GIVEN REQUEST ::
Omit images. Retype all entries verbatim.

━━━━

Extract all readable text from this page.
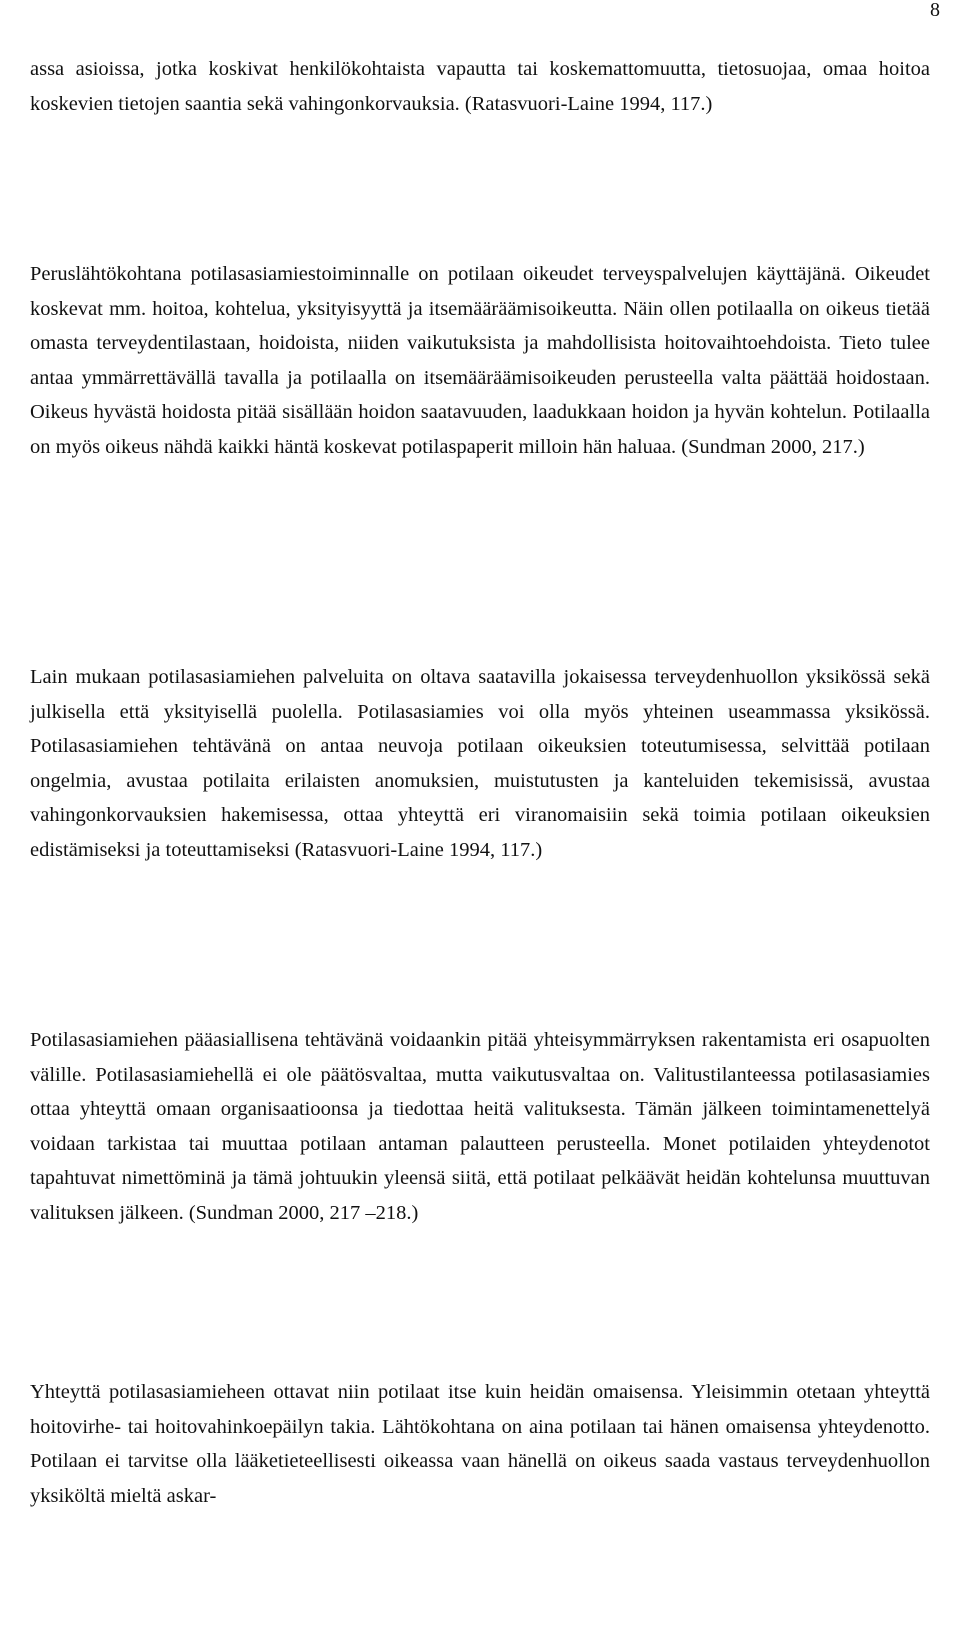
8

assa asioissa, jotka koskivat henkilökohtaista vapautta tai koskemattomuutta, tietosuojaa, omaa hoitoa koskevien tietojen saantia sekä vahingonkorvauksia. (Ratasvuori-Laine 1994, 117.)

Peruslähtökohtana potilasasiamiestoiminnalle on potilaan oikeudet terveyspalvelujen käyttäjänä. Oikeudet koskevat mm. hoitoa, kohtelua, yksityisyyttä ja itsemääräämisoikeutta. Näin ollen potilaalla on oikeus tietää omasta terveydentilastaan, hoidoista, niiden vaikutuksista ja mahdollisista hoitovaihtoehdoista. Tieto tulee antaa ymmärrettävällä tavalla ja potilaalla on itsemääräämisoikeuden perusteella valta päättää hoidostaan. Oikeus hyvästä hoidosta pitää sisällään hoidon saatavuuden, laadukkaan hoidon ja hyvän kohtelun. Potilaalla on myös oikeus nähdä kaikki häntä koskevat potilaspaperit milloin hän haluaa. (Sundman 2000, 217.)

Lain mukaan potilasasiamiehen palveluita on oltava saatavilla jokaisessa terveydenhuollon yksikössä sekä julkisella että yksityisellä puolella. Potilasasiamies voi olla myös yhteinen useammassa yksikössä. Potilasasiamiehen tehtävänä on antaa neuvoja potilaan oikeuksien toteutumisessa, selvittää potilaan ongelmia, avustaa potilaita erilaisten anomuksien, muistutusten ja kanteluiden tekemisissä, avustaa vahingonkorvauksien hakemisessa, ottaa yhteyttä eri viranomaisiin sekä toimia potilaan oikeuksien edistämiseksi ja toteuttamiseksi (Ratasvuori-Laine 1994, 117.)

Potilasasiamiehen pääasiallisena tehtävänä voidaankin pitää yhteisymmärryksen rakentamista eri osapuolten välille. Potilasasiamiehellä ei ole päätösvaltaa, mutta vaikutusvaltaa on. Valitustilanteessa potilasasiamies ottaa yhteyttä omaan organisaatioonsa ja tiedottaa heitä valituksesta. Tämän jälkeen toimintamenettelyä voidaan tarkistaa tai muuttaa potilaan antaman palautteen perusteella. Monet potilaiden yhteydenotot tapahtuvat nimettöminä ja tämä johtuukin yleensä siitä, että potilaat pelkäävät heidän kohtelunsa muuttuvan valituksen jälkeen. (Sundman 2000, 217 –218.)

Yhteyttä potilasasiamieheen ottavat niin potilaat itse kuin heidän omaisensa. Yleisimmin otetaan yhteyttä hoitovirhe- tai hoitovahinkoepäilyn takia. Lähtökohtana on aina potilaan tai hänen omaisensa yhteydenotto. Potilaan ei tarvitse olla lääketieteellisesti oikeassa vaan hänellä on oikeus saada vastaus terveydenhuollon yksiköltä mieltä askar-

━━━━

EXPECTED OUTPUT ::
Extract all readable text from this page.
8

assa asioissa, jotka koskivat henkilökohtaista vapautta tai koskemattomuutta, tietosuojaa, omaa hoitoa koskevien tietojen saantia sekä vahingonkorvauksia. (Ratasvuori-Laine 1994, 117.)

Peruslähtökohtana potilasasiamiestoiminnalle on potilaan oikeudet terveyspalvelujen käyttäjänä. Oikeudet koskevat mm. hoitoa, kohtelua, yksityisyyttä ja itsemääräämisoikeutta. Näin ollen potilaalla on oikeus tietää omasta terveydentilastaan, hoidoista, niiden vaikutuksista ja mahdollisista hoitovaihtoehdoista. Tieto tulee antaa ymmärrettävällä tavalla ja potilaalla on itsemääräämisoikeuden perusteella valta päättää hoidostaan. Oikeus hyvästä hoidosta pitää sisällään hoidon saatavuuden, laadukkaan hoidon ja hyvän kohtelun. Potilaalla on myös oikeus nähdä kaikki häntä koskevat potilaspaperit milloin hän haluaa. (Sundman 2000, 217.)

Lain mukaan potilasasiamiehen palveluita on oltava saatavilla jokaisessa terveydenhuollon yksikössä sekä julkisella että yksityisellä puolella. Potilasasiamies voi olla myös yhteinen useammassa yksikössä. Potilasasiamiehen tehtävänä on antaa neuvoja potilaan oikeuksien toteutumisessa, selvittää potilaan ongelmia, avustaa potilaita erilaisten anomuksien, muistutusten ja kanteluiden tekemisissä, avustaa vahingonkorvauksien hakemisessa, ottaa yhteyttä eri viranomaisiin sekä toimia potilaan oikeuksien edistämiseksi ja toteuttamiseksi (Ratasvuori-Laine 1994, 117.)

Potilasasiamiehen pääasiallisena tehtävänä voidaankin pitää yhteisymmärryksen rakentamista eri osapuolten välille. Potilasasiamiehellä ei ole päätösvaltaa, mutta vaikutusvaltaa on. Valitustilanteessa potilasasiamies ottaa yhteyttä omaan organisaatioonsa ja tiedottaa heitä valituksesta. Tämän jälkeen toimintamenettelyä voidaan tarkistaa tai muuttaa potilaan antaman palautteen perusteella. Monet potilaiden yhteydenotot tapahtuvat nimettöminä ja tämä johtuukin yleensä siitä, että potilaat pelkäävät heidän kohtelunsa muuttuvan valituksen jälkeen. (Sundman 2000, 217 –218.)

Yhteyttä potilasasiamieheen ottavat niin potilaat itse kuin heidän omaisensa. Yleisimmin otetaan yhteyttä hoitovirhe- tai hoitovahinkoepäilyn takia. Lähtökohtana on aina potilaan tai hänen omaisensa yhteydenotto. Potilaan ei tarvitse olla lääketieteellisesti oikeassa vaan hänellä on oikeus saada vastaus terveydenhuollon yksiköltä mieltä askar-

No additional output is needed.